## Exercise 1
In the discussion thread about the cost of a Claude subscription, what is the stated breakeven for an engineer making $200k?
## Exercise 2
Decide whether each statement agrees with the discussion thread about the cost of a Claude subscription: (a) One participant says their company pays API pricing and still finds the math favorable. (b) A participant claims these solutions can currently replace workers. (c) One participant's napkin math shows Claude Code would still make them more efficient at API prices.
## Exercise 3
Extend the discussion thread about the cost of a Claude subscription, starting after its final sentence.

## Reading passage
The breakeven at this price is 6 minutes of productivity per work day for an engineer making $200k.

2 comments

Okay, but then by that logic a person making only $20k would break even at about an hour.

Are you suggesting that someone making $20k should be spending $200/mo on Claude?

I'm talking about the cost of labor.

If you pay someone $20,000 for labor, and they save 65 minutes worth of labor per day using a $200/mo Claude subscription, you are better off buying the Claude subscription.

I think if you (a company) pay someone for labor, your labor cannot use personal subscription and you have to pay considerably higher api prices.
Most companies don't provide a corporate cell phone and have no problems with answering emails from a personal account. Can't have it both ways.
You could it’s just against ToS.

But the specific numbers in my prior comments aren’t really relevant to my point. Adjust for whatever numbers you want.

But I think they are relevant because you compare two numbers and one is much lower.

I've done some napkin math and CC code makes me more efficient when I pay 200/ month, but it wouldn't if I had to pay api prices

Really? Are you using opus and letting it run for long periods? Curious as to what your workflow is.

The math is highly in favor of us using it at our company and we are paying API pricing. I don’t imagine there’s a lot of people using Claude without getting their money’s worth…?

Who's gonna pay $20,000 for labor that can be done by anyone with a $200/mo subscription?
Nobody, but that doesn’t exist yet. Currently these solutions enhance the productivity of workers, but it can’t quite replace them.
Everyone is arguing why I'm wrong or that I should have presented more data.

You've got the real insight with this claim.

This is the way the world is moving. Open source isn't even going where the ball is being tossed. There is no leadership here.

## Information shown
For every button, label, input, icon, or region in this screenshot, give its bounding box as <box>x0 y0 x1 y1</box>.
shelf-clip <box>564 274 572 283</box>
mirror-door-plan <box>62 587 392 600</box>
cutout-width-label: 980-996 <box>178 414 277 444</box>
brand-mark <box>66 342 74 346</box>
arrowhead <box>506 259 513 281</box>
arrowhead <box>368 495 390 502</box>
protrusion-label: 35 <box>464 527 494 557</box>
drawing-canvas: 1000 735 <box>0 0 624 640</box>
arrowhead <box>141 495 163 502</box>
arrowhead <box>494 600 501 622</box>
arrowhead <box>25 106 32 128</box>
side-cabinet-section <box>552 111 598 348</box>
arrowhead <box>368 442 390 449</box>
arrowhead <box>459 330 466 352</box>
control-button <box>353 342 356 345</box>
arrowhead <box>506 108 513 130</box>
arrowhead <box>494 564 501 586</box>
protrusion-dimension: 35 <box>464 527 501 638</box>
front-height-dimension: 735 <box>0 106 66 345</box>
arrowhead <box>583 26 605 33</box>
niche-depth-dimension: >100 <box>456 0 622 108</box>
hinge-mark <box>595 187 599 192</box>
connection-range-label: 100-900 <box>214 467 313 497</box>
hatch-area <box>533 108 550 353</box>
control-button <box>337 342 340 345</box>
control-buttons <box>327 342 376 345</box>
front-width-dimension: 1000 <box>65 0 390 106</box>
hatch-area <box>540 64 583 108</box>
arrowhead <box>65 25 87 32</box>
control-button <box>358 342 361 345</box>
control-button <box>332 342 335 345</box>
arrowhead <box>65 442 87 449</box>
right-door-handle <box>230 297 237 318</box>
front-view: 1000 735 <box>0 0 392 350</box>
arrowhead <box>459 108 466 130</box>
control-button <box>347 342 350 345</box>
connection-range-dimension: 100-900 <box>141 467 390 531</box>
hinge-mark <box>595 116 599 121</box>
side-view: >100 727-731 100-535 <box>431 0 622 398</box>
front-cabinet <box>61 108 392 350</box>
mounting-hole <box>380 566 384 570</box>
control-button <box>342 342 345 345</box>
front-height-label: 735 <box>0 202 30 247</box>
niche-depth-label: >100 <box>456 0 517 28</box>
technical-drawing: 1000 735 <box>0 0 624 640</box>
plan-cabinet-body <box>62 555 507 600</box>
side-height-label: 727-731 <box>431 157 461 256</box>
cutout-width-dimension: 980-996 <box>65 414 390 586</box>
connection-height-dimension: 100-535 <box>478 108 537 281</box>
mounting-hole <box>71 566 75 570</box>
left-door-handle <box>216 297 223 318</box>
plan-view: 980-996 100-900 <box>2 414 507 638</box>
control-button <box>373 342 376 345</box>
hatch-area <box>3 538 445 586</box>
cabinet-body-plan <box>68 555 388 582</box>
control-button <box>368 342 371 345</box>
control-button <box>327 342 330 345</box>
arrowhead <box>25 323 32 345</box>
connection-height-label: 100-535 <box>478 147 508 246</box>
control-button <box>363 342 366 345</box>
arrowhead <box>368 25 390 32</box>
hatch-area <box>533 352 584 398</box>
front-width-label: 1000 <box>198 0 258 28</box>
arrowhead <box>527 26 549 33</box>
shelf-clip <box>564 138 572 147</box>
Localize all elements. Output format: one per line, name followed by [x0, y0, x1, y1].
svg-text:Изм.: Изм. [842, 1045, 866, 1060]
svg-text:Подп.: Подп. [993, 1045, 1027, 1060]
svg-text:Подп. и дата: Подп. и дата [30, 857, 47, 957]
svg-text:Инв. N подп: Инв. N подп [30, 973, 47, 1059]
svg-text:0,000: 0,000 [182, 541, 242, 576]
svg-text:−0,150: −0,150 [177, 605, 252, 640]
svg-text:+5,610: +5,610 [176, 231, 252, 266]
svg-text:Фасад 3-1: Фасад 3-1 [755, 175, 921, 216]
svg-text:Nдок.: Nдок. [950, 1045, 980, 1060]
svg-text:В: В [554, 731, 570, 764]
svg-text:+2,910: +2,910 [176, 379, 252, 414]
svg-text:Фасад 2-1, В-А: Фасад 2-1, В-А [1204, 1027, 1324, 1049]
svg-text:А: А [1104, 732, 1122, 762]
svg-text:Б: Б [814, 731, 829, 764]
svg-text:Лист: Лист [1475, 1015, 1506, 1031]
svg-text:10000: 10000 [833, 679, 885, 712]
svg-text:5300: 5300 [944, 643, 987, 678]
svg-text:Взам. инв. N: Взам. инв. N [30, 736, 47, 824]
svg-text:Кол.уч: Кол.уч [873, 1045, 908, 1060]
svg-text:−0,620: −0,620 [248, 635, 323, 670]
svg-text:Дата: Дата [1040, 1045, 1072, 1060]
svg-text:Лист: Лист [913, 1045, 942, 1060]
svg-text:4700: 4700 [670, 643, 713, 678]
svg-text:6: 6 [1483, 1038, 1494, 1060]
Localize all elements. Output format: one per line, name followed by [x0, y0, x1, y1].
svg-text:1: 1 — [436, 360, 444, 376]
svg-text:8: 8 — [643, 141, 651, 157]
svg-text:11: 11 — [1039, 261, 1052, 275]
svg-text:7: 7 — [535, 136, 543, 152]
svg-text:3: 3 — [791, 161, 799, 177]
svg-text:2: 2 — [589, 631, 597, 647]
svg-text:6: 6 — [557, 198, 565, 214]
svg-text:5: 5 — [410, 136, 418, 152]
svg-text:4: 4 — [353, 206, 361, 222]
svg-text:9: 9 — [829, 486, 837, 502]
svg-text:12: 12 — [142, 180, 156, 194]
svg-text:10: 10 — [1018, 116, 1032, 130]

## Final answer 1
6 minutes of productivity per work day.

## Final answer 2
(a) Yes: "The math is highly in favor of us using it at our company and we are paying API pricing."
(b) No: "Currently these solutions enhance the productivity of workers, but it can’t quite replace them."
(c) No: "CC code makes me more efficient when I pay 200/ month, but it wouldn't if I had to pay api prices"

## Final answer 3
You're spot on.

If the cost to deliver a unit of business automation is:

    A. $1M with human labor

    B. $700k human labor + open source models

    C. $500k human labor + $10,000 in claude code max (duration of project)

    D. $250k with humans + $200k claude code "mythos ultra"
The one that will get picked is option "D".

Your poor college students and hobbyists will be on option "B". But this won't be as productive as evidenced by the human labor input costs.

Option "C" will begin to disappear as models/compute get more expensive and capable.

Option "A" will be nonviable. Humans just won't be able to keep up.

Open source strictly depends on models decreasing their capability gap. But I'm not seeing it.

Targeting home hardware is the biggest smell. It's showing that this is non-serious, hobby tinkery and has no real role in business.

For open source to work and not to turn into a toy, the models need to target data center deployment.

You are assuming (imagining) a cost relationship which doesn't exist and when researched was the opposite of what you claim.
This is you playing with imaginary numbers, like Sam Altman is doing for a long time. It won't end well.
I'm willing to bet that this is the shape of the future.

Wanna bet on it?

It is not. Yeah I'm betting already. AI is changing software landscape but it won't be captured by openai and anthropic.
Yeah, I don't wanna shit on open source, there will certainly be uses for all different kinds of models.

The real money in this market, though, is going to be made in the C suite, and they don't really care about the model. They don't care if it's open source, closed source, or what it is. They don't want to buy a model. They're interested in buying a solution to their problems. They're not going to be afraid of a software price tag -- any number they spend on labor is far more.

Labor is something like 50%+ of the Fortune 500's operating expenses -- capturing any chunk of this is a ridiculous sum of money.